### TASK:
Pictures in the records should not be copied, but every other part must be repeated exactly.
+++
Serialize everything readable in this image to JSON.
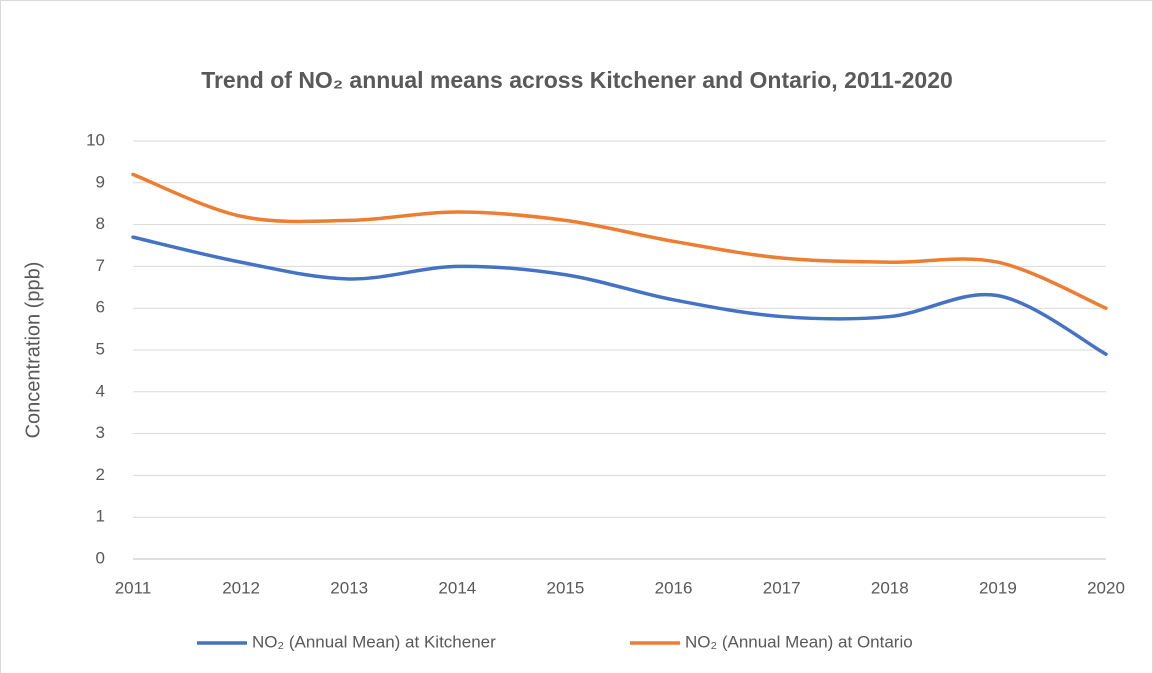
{
  "chart_data": {
    "type": "line",
    "title": "Trend of NO₂ annual means across Kitchener and Ontario, 2011-2020",
    "y_label": "Concentration (ppb)",
    "x": [
      2011,
      2012,
      2013,
      2014,
      2015,
      2016,
      2017,
      2018,
      2019,
      2020
    ],
    "xlim": [
      2011,
      2020
    ],
    "xticks": [
      2011,
      2012,
      2013,
      2014,
      2015,
      2016,
      2017,
      2018,
      2019,
      2020
    ],
    "ylim": [
      0,
      10
    ],
    "yticks": [
      0,
      1,
      2,
      3,
      4,
      5,
      6,
      7,
      8,
      9,
      10
    ],
    "grid": true,
    "smooth": true,
    "legend": "bottom",
    "series": [
      {
        "name": "NO₂ (Annual Mean) at Kitchener",
        "color": "#4472c4",
        "values": [
          7.7,
          7.1,
          6.7,
          7.0,
          6.8,
          6.2,
          5.8,
          5.8,
          6.3,
          4.9
        ]
      },
      {
        "name": "NO₂ (Annual Mean) at Ontario",
        "color": "#ed7d31",
        "values": [
          9.2,
          8.2,
          8.1,
          8.3,
          8.1,
          7.6,
          7.2,
          7.1,
          7.1,
          6.0
        ]
      }
    ]
  }
}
+++
### EXPECTED OUTPUT:
Serialize everything readable in this image to JSON.
{
  "chart_data": {
    "type": "line",
    "title": "Trend of NO₂ annual means across Kitchener and Ontario, 2011-2020",
    "y_label": "Concentration (ppb)",
    "x": [
      2011,
      2012,
      2013,
      2014,
      2015,
      2016,
      2017,
      2018,
      2019,
      2020
    ],
    "xlim": [
      2011,
      2020
    ],
    "xticks": [
      2011,
      2012,
      2013,
      2014,
      2015,
      2016,
      2017,
      2018,
      2019,
      2020
    ],
    "ylim": [
      0,
      10
    ],
    "yticks": [
      0,
      1,
      2,
      3,
      4,
      5,
      6,
      7,
      8,
      9,
      10
    ],
    "grid": true,
    "smooth": true,
    "legend": "bottom",
    "series": [
      {
        "name": "NO₂ (Annual Mean) at Kitchener",
        "color": "#4472c4",
        "values": [
          7.7,
          7.1,
          6.7,
          7.0,
          6.8,
          6.2,
          5.8,
          5.8,
          6.3,
          4.9
        ]
      },
      {
        "name": "NO₂ (Annual Mean) at Ontario",
        "color": "#ed7d31",
        "values": [
          9.2,
          8.2,
          8.1,
          8.3,
          8.1,
          7.6,
          7.2,
          7.1,
          7.1,
          6.0
        ]
      }
    ]
  }
}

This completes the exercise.